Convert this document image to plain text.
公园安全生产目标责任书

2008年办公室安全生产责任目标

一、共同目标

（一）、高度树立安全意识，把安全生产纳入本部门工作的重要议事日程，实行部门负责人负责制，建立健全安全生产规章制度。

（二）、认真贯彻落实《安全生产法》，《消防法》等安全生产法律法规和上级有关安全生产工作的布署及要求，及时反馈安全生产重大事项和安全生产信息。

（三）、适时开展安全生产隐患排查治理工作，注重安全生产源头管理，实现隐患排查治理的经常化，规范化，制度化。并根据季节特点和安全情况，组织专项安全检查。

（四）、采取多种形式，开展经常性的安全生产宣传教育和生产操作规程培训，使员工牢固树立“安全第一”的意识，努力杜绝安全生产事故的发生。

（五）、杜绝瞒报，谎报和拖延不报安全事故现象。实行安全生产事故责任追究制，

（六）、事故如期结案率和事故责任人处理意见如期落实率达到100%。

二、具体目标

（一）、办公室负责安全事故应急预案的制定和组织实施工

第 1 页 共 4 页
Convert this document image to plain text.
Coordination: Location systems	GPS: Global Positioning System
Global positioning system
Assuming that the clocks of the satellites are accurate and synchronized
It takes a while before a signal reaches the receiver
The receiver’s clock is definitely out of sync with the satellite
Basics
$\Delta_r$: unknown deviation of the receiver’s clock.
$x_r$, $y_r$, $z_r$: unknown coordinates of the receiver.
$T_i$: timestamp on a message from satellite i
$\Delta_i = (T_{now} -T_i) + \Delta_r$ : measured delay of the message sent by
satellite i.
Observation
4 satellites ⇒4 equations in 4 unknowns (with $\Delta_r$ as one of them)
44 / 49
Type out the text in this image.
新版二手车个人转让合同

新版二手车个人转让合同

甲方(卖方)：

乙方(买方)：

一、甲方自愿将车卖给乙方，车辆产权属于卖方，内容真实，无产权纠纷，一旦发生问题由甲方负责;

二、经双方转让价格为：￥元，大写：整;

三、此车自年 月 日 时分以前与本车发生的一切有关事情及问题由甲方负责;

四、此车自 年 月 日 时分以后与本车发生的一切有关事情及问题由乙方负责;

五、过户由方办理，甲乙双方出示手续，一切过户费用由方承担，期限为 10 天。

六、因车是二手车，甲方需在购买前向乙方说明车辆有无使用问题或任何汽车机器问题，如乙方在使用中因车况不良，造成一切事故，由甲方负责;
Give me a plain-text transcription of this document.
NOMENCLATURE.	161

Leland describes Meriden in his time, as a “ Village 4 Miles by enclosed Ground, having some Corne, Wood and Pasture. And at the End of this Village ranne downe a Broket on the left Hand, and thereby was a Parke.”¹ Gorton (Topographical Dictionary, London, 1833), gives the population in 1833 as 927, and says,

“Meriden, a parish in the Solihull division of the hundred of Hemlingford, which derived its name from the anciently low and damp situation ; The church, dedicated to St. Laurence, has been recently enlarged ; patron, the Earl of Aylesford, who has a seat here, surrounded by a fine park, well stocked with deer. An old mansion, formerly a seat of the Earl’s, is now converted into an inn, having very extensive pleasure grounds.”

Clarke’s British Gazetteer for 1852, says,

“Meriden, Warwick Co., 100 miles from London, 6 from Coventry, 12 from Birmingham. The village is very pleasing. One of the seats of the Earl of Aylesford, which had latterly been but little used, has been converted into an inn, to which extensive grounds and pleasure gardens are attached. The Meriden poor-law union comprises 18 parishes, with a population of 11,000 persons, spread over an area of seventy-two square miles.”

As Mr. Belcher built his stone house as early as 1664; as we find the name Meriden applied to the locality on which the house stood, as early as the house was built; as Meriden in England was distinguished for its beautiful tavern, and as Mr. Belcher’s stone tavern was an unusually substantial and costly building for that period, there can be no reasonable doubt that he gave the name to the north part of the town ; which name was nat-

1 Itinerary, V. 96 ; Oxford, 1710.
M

▶ _WORK REQUIRED_:
Identify and list each line with the word "grounds".

▶ _TASK RESPONSE_:
“Meriden, a parish in the Solihull division of the hundred of Hemlingford, which derived its name from the anciently low and damp situation ; The church, dedicated to St. Laurence, has been recently enlarged ; patron, the Earl of Aylesford, who has a seat here, surrounded by a fine park, well stocked with deer. An old mansion, formerly a seat of the Earl’s, is now converted into an inn, having very extensive pleasure grounds.”
“Meriden, Warwick Co., 100 miles from London, 6 from Coventry, 12 from Birmingham. The village is very pleasing. One of the seats of the Earl of Aylesford, which had latterly been but little used, has been converted into an inn, to which extensive grounds and pleasure gardens are attached. The Meriden poor-law union comprises 18 parishes, with a population of 11,000 persons, spread over an area of seventy-two square miles.”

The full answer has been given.